SHORT TASK: Scan the data below for the string "name". Show every line where it turns up.

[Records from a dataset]
---

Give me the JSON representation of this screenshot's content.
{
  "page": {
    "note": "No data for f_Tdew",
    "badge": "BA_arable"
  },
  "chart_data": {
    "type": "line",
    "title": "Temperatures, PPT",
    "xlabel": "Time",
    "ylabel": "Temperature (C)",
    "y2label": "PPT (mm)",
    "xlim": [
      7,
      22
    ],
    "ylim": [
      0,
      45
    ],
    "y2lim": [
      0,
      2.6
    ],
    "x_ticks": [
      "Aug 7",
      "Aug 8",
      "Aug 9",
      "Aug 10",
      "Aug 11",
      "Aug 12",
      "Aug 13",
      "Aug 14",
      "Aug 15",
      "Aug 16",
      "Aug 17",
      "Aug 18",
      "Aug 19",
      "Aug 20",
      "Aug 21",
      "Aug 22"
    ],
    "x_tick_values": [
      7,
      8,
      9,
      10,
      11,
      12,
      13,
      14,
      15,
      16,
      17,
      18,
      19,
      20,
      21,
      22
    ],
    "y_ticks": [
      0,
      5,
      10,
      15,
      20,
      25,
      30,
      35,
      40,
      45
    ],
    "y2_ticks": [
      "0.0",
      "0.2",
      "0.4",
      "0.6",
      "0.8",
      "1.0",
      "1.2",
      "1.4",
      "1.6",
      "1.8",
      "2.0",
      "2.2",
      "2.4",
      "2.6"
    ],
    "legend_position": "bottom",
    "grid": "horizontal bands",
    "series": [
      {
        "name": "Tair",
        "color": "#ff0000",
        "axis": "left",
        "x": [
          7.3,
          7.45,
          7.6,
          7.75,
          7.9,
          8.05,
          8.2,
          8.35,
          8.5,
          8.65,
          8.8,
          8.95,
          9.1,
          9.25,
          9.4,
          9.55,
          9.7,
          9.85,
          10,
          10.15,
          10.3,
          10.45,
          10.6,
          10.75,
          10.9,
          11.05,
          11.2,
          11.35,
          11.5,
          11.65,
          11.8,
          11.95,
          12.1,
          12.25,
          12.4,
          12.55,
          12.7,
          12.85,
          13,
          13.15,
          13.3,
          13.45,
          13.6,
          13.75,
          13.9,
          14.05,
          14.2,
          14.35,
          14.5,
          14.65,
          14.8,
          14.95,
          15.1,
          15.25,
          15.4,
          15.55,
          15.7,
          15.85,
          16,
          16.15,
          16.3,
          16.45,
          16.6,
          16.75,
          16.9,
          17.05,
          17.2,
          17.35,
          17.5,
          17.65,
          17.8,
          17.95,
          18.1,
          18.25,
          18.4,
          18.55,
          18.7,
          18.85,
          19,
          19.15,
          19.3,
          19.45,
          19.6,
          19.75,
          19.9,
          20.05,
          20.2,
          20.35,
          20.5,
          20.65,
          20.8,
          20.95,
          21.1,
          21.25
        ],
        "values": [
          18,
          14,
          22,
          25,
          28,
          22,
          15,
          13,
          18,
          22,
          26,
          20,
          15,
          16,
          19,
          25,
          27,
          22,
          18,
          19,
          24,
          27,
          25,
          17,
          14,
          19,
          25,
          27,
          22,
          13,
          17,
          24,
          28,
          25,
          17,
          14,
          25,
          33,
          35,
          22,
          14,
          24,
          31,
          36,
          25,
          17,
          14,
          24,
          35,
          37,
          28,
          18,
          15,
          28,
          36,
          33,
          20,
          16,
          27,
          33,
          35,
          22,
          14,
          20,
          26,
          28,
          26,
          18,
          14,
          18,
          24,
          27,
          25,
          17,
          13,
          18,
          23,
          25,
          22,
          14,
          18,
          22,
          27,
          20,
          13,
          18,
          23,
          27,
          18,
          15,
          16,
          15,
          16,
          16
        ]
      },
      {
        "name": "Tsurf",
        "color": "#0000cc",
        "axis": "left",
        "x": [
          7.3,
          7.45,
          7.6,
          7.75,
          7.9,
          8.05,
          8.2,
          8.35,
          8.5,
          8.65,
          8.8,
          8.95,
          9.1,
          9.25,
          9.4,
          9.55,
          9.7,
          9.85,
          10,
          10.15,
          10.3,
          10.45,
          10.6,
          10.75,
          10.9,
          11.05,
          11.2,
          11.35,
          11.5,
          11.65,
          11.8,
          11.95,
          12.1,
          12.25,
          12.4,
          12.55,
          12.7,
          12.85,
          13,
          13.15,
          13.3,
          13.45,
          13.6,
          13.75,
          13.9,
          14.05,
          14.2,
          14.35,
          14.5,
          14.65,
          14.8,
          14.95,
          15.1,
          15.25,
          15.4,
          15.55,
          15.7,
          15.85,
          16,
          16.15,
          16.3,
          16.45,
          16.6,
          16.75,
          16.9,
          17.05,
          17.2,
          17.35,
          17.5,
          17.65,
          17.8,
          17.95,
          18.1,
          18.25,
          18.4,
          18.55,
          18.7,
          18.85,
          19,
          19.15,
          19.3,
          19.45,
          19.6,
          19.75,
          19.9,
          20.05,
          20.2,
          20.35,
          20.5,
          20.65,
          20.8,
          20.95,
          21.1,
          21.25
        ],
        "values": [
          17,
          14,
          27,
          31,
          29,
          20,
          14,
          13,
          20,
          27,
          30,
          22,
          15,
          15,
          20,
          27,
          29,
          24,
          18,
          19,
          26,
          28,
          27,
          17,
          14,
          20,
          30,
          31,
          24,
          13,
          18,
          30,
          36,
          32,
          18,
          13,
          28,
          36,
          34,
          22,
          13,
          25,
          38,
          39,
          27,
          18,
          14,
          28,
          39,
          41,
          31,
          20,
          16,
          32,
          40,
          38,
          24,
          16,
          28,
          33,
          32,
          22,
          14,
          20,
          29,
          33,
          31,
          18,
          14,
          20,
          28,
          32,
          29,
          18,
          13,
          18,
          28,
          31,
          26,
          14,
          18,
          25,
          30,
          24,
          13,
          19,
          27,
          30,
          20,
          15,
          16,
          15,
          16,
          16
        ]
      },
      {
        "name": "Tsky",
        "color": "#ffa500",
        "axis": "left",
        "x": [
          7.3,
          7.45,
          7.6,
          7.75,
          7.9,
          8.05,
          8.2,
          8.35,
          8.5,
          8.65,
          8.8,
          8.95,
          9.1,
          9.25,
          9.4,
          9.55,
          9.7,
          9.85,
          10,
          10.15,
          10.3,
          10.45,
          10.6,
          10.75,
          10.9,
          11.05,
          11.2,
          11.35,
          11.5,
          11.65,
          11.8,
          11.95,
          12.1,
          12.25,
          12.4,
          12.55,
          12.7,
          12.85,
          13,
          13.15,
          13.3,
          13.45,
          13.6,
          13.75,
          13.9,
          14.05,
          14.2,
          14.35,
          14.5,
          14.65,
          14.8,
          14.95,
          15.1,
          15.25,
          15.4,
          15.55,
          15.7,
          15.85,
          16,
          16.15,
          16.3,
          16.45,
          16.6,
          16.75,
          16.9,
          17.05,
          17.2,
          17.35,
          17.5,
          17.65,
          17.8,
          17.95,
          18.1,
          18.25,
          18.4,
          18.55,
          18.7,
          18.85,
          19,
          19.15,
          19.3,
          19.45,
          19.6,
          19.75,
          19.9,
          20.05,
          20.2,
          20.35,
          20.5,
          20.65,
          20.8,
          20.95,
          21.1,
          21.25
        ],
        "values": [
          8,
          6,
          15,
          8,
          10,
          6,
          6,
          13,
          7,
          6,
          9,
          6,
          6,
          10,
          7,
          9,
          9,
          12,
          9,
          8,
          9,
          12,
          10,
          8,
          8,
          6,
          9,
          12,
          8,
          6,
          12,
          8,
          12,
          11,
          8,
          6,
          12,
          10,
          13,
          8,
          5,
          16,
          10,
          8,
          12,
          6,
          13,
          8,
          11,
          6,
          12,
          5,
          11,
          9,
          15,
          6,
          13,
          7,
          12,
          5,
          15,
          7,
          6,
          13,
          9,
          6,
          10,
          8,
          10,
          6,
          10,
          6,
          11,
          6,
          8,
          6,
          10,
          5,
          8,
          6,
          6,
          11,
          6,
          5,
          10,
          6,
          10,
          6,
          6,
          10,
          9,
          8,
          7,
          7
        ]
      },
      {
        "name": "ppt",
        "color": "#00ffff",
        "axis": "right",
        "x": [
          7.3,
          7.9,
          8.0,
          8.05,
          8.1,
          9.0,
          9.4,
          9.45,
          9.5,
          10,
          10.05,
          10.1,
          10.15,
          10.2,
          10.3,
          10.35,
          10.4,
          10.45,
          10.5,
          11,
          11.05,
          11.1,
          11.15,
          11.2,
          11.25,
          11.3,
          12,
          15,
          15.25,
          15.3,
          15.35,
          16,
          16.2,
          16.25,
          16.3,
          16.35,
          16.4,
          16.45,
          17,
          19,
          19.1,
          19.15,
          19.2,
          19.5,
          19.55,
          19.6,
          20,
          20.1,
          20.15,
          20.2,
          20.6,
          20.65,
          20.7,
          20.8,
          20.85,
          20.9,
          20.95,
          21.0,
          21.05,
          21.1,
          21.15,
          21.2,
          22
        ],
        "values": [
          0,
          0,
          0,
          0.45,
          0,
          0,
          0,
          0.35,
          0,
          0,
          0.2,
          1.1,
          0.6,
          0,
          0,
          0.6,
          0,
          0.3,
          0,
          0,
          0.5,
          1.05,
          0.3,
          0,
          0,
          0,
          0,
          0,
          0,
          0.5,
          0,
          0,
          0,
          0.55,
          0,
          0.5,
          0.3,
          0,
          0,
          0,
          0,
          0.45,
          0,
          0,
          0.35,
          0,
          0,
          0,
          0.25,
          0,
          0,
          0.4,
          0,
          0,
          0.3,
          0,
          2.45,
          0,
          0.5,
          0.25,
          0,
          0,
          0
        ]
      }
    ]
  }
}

---

ANSWER BELOW:
        "name": "Tair",
        "name": "Tsurf",
        "name": "Tsky",
        "name": "ppt",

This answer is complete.